Information shown.
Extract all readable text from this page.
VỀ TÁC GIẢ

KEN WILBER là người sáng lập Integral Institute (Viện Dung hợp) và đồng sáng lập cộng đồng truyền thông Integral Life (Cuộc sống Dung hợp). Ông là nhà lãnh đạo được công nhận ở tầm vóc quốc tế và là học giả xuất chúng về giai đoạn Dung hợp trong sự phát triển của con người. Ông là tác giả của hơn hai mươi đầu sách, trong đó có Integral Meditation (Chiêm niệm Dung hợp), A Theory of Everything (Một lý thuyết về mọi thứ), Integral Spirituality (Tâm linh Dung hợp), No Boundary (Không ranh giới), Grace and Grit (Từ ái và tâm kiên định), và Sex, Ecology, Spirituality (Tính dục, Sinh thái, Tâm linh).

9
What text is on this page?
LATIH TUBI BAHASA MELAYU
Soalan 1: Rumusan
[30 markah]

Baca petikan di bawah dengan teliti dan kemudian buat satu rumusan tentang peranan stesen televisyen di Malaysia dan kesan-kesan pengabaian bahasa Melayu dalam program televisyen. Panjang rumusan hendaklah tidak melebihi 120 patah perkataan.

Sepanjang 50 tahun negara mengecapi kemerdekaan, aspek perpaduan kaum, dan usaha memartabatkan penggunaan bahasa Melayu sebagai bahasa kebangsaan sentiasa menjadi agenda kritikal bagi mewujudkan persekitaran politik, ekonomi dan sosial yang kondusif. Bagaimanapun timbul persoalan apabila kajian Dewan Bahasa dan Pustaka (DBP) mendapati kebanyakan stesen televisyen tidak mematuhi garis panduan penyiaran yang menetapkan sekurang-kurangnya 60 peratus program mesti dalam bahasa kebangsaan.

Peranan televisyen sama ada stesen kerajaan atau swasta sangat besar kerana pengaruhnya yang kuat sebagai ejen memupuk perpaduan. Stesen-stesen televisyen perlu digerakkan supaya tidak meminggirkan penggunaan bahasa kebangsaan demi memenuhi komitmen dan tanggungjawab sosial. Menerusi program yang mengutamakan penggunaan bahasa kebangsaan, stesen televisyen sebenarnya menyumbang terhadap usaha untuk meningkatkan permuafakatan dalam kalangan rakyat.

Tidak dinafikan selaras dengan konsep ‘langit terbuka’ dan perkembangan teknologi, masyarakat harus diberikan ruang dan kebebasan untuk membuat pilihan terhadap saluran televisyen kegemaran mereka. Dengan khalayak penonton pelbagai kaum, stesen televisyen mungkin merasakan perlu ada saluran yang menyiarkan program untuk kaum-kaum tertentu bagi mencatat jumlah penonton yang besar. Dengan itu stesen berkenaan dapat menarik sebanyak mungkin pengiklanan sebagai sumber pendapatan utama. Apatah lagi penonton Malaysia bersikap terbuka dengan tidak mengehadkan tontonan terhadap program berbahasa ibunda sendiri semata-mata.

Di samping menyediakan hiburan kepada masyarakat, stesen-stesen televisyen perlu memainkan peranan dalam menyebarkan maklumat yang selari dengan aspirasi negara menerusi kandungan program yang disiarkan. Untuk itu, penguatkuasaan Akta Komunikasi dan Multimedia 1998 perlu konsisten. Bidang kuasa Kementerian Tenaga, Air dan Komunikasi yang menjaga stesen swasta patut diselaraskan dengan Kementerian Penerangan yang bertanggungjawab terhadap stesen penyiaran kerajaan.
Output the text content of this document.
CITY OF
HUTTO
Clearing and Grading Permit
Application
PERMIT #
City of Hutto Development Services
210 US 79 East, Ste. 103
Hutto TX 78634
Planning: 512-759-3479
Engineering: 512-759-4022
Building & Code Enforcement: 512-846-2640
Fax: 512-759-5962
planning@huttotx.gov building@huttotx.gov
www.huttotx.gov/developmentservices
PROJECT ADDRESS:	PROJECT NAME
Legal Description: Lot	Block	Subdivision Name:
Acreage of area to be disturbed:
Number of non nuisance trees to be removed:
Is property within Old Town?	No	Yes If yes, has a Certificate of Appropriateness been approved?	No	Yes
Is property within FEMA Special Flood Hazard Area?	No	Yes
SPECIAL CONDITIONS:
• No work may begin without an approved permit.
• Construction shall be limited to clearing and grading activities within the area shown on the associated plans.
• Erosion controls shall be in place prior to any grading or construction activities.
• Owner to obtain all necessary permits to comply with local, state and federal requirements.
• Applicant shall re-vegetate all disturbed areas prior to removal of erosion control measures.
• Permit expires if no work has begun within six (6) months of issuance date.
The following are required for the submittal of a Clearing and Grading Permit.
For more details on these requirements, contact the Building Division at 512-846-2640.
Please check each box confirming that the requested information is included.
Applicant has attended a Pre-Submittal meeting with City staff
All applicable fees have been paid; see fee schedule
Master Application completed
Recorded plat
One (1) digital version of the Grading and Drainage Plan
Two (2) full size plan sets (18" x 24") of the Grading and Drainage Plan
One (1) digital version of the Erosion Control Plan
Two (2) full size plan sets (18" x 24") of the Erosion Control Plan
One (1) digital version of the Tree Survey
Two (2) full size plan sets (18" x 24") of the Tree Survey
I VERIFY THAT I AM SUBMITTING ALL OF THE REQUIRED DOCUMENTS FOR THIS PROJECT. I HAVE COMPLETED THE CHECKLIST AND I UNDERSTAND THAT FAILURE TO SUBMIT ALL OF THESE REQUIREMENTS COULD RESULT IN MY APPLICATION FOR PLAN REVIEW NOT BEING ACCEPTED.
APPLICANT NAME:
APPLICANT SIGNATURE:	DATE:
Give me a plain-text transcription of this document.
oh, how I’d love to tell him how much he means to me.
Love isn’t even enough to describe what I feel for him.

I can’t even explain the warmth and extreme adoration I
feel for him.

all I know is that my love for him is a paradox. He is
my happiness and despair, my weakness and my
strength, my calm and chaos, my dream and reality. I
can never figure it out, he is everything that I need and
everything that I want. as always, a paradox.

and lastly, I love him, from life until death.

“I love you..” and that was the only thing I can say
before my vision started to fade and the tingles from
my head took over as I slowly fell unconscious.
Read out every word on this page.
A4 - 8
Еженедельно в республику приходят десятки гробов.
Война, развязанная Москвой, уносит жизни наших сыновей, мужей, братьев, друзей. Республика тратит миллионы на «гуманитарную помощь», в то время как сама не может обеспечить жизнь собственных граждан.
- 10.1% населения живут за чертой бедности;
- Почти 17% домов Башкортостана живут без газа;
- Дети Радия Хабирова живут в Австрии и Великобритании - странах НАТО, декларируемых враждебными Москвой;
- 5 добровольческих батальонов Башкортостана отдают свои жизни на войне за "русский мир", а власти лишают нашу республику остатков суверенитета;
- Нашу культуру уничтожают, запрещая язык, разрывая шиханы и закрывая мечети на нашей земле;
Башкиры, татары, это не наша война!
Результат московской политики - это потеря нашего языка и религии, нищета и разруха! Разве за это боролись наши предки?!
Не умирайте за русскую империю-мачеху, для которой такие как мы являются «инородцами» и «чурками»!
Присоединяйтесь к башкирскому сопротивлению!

What is being asked. Examine the entries and report how many of their lines contain the string "Башкортостана", giving no more than the number.

Result. 2